■ **Directions for this task**
Write out each line of the material again, word for word.

■ **The input**
_ _ _ _
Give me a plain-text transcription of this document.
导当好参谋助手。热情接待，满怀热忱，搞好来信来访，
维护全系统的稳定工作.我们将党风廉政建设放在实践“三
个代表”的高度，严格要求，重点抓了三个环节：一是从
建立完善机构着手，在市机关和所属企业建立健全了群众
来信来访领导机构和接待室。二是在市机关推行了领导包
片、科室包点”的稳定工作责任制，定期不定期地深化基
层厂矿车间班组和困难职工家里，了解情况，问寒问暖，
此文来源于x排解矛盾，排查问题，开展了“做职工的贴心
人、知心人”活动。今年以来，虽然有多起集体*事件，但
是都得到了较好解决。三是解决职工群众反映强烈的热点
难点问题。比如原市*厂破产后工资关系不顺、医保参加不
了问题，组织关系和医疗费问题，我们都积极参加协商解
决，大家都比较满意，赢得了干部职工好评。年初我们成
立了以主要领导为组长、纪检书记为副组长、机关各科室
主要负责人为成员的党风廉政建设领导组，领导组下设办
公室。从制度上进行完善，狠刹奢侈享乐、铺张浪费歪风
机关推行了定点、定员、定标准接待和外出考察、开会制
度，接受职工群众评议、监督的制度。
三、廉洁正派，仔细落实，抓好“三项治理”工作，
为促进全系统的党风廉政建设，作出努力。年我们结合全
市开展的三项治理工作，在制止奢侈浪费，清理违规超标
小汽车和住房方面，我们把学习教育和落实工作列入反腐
_ _ _ _
■ **The result**
Give me a plain-text transcription of this document.
导当好参谋助手。热情接待，满怀热忱，搞好来信来访，
维护全系统的稳定工作.我们将党风廉政建设放在实践“三
个代表”的高度，严格要求，重点抓了三个环节：一是从
建立完善机构着手，在市机关和所属企业建立健全了群众
来信来访领导机构和接待室。二是在市机关推行了领导包
片、科室包点”的稳定工作责任制，定期不定期地深化基
层厂矿车间班组和困难职工家里，了解情况，问寒问暖，
此文来源于x排解矛盾，排查问题，开展了“做职工的贴心
人、知心人”活动。今年以来，虽然有多起集体*事件，但
是都得到了较好解决。三是解决职工群众反映强烈的热点
难点问题。比如原市*厂破产后工资关系不顺、医保参加不
了问题，组织关系和医疗费问题，我们都积极参加协商解
决，大家都比较满意，赢得了干部职工好评。年初我们成
立了以主要领导为组长、纪检书记为副组长、机关各科室
主要负责人为成员的党风廉政建设领导组，领导组下设办
公室。从制度上进行完善，狠刹奢侈享乐、铺张浪费歪风
机关推行了定点、定员、定标准接待和外出考察、开会制
度，接受职工群众评议、监督的制度。
三、廉洁正派，仔细落实，抓好“三项治理”工作，
为促进全系统的党风廉政建设，作出努力。年我们结合全
市开展的三项治理工作，在制止奢侈浪费，清理违规超标
小汽车和住房方面，我们把学习教育和落实工作列入反腐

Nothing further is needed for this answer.